### Stated task:
Render the material from its first line through the line containing "402, 65, 414]" as a Markdown table with the columns Row and Line. Number each row, and omit blank lines.

— START Supplied material —

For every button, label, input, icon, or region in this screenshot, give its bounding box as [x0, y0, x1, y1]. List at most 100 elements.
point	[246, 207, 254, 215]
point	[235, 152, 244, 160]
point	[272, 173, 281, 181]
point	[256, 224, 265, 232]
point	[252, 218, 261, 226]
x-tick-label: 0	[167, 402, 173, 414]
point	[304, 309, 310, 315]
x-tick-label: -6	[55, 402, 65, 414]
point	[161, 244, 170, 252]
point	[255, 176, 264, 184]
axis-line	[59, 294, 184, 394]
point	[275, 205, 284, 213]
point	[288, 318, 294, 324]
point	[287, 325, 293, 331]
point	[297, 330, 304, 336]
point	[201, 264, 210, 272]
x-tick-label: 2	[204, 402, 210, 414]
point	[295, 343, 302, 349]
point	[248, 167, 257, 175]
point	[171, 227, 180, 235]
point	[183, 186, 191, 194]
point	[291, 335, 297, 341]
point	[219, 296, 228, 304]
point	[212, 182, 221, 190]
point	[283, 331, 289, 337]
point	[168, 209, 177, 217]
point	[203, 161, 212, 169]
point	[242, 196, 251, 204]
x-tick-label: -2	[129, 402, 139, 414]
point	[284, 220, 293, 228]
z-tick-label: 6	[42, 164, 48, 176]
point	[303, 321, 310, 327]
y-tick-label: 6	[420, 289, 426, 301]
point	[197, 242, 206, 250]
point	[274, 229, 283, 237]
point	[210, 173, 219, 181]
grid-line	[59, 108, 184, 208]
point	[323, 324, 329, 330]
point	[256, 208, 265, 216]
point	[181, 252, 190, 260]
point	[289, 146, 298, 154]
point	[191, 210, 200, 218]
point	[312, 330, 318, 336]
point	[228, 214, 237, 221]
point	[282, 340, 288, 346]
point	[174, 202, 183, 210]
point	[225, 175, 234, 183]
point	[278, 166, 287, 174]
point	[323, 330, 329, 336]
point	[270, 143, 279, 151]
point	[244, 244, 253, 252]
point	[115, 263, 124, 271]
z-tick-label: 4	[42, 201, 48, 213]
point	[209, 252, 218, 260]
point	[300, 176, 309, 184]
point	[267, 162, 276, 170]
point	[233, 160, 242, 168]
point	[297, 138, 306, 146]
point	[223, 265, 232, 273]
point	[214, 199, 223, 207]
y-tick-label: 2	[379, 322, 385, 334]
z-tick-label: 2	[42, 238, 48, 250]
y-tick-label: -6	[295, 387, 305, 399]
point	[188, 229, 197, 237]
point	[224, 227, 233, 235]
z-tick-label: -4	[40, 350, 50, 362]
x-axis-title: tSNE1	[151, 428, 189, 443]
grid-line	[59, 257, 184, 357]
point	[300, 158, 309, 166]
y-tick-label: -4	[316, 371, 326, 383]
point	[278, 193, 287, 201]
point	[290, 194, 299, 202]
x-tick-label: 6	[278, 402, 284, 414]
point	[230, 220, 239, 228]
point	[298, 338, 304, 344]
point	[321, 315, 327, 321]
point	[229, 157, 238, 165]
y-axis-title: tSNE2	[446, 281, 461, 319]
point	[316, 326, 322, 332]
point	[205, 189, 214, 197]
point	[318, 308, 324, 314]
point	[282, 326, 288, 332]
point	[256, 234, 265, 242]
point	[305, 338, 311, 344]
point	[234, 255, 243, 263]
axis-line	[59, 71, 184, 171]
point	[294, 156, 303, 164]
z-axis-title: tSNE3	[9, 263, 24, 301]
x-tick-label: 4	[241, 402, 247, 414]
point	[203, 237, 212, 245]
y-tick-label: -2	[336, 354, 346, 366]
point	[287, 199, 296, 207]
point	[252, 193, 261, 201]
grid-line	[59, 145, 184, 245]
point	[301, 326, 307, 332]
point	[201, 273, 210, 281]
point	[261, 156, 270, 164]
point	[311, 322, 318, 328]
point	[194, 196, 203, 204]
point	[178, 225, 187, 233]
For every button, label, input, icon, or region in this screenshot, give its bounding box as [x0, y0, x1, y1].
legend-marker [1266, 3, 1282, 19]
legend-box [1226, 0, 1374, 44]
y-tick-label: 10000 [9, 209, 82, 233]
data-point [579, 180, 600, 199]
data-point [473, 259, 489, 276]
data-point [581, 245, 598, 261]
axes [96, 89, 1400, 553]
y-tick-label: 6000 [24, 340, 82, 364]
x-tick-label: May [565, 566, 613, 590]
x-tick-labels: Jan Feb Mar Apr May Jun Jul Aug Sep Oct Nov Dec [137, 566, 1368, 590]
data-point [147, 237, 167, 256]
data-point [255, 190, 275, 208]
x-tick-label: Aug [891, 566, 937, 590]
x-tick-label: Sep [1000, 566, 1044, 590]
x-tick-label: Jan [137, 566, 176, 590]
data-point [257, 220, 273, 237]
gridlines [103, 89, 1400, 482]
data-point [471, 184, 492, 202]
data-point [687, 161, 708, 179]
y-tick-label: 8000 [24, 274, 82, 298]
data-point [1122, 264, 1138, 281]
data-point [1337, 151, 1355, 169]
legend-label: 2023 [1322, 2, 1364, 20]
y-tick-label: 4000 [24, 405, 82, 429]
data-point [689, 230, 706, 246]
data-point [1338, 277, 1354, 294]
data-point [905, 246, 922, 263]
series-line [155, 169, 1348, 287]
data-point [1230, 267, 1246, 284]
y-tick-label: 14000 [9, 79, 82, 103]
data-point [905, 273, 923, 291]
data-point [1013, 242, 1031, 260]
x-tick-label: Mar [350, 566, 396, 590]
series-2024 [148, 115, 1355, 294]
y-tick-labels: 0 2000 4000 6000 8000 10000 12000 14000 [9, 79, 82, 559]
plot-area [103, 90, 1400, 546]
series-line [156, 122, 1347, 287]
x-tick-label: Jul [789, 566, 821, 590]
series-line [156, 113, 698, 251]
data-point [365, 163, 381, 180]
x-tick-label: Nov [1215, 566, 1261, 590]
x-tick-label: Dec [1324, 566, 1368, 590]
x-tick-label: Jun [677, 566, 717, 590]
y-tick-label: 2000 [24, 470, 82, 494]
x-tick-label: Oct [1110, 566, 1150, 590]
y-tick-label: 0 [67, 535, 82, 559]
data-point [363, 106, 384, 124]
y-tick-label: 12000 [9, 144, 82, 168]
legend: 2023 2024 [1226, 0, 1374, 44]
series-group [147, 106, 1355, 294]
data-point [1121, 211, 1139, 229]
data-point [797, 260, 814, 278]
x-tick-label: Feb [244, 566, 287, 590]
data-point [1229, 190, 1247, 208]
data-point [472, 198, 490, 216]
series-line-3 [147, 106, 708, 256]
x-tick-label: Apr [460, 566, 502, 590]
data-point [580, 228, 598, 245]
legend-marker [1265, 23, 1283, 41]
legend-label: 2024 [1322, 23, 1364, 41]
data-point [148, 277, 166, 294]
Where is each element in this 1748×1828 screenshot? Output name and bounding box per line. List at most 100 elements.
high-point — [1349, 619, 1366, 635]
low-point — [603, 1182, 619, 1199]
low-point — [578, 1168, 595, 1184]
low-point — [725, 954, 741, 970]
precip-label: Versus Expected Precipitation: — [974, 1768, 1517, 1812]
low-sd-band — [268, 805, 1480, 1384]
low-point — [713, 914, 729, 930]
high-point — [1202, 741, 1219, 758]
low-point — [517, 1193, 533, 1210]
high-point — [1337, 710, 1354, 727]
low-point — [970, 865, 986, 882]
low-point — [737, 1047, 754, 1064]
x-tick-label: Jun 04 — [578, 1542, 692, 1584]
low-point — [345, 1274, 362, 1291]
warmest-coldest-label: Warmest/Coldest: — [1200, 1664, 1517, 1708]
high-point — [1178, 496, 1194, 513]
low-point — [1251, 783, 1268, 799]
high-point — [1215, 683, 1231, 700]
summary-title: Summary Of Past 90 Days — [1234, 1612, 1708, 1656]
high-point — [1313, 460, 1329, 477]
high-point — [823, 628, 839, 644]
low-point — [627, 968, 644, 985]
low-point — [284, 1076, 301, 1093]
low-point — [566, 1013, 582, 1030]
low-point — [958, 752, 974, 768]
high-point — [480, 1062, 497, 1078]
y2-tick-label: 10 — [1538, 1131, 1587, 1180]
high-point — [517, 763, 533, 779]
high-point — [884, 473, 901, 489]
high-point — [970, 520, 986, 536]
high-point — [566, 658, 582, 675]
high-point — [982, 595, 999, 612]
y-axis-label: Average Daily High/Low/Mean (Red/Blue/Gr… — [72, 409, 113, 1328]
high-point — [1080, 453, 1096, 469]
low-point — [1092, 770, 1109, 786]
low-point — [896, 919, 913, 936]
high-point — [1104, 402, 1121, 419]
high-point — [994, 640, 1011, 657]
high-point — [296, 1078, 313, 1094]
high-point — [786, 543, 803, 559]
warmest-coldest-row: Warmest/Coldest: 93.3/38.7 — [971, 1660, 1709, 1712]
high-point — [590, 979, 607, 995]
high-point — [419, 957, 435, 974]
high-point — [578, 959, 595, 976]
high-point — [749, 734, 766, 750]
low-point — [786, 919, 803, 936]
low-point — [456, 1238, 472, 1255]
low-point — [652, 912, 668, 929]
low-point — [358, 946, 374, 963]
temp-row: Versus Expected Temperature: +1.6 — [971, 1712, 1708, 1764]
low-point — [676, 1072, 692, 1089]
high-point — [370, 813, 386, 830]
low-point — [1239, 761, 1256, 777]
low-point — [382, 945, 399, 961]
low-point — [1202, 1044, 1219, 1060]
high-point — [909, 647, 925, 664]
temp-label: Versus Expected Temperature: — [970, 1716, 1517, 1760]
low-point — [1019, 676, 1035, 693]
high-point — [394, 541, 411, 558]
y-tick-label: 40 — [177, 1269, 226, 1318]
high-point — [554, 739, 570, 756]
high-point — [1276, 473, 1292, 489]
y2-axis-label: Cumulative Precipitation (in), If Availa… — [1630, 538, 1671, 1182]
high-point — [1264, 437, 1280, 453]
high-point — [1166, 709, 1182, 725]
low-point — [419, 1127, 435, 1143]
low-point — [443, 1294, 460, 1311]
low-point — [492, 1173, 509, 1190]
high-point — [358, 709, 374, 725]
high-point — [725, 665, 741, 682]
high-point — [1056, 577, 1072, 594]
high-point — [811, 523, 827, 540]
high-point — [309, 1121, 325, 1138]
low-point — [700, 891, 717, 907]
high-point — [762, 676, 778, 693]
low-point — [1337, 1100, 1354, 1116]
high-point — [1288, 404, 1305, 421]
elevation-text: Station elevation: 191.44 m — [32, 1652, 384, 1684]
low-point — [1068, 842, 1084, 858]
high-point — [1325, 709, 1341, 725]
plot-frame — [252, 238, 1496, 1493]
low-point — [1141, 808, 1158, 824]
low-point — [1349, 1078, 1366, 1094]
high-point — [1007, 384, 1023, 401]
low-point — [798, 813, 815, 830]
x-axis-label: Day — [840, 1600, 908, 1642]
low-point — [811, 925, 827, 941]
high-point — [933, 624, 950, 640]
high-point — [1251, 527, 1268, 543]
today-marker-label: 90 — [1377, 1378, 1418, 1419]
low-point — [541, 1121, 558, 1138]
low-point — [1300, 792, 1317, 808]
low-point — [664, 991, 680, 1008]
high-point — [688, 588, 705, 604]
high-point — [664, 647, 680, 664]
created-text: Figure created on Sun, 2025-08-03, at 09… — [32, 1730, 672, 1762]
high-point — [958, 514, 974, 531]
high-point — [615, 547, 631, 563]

— END Supplied material —

### Written answer:
| Row | Line |
|---|---|
| 1 | For every button, label, input, icon, or region in this screenshot, give its bounding box as [x0, y0, x1, y1]. List at most 100 elements. |
| 2 | point	[246, 207, 254, 215] |
| 3 | point	[235, 152, 244, 160] |
| 4 | point	[272, 173, 281, 181] |
| 5 | point	[256, 224, 265, 232] |
| 6 | point	[252, 218, 261, 226] |
| 7 | x-tick-label: 0	[167, 402, 173, 414] |
| 8 | point	[304, 309, 310, 315] |
| 9 | x-tick-label: -6	[55, 402, 65, 414] |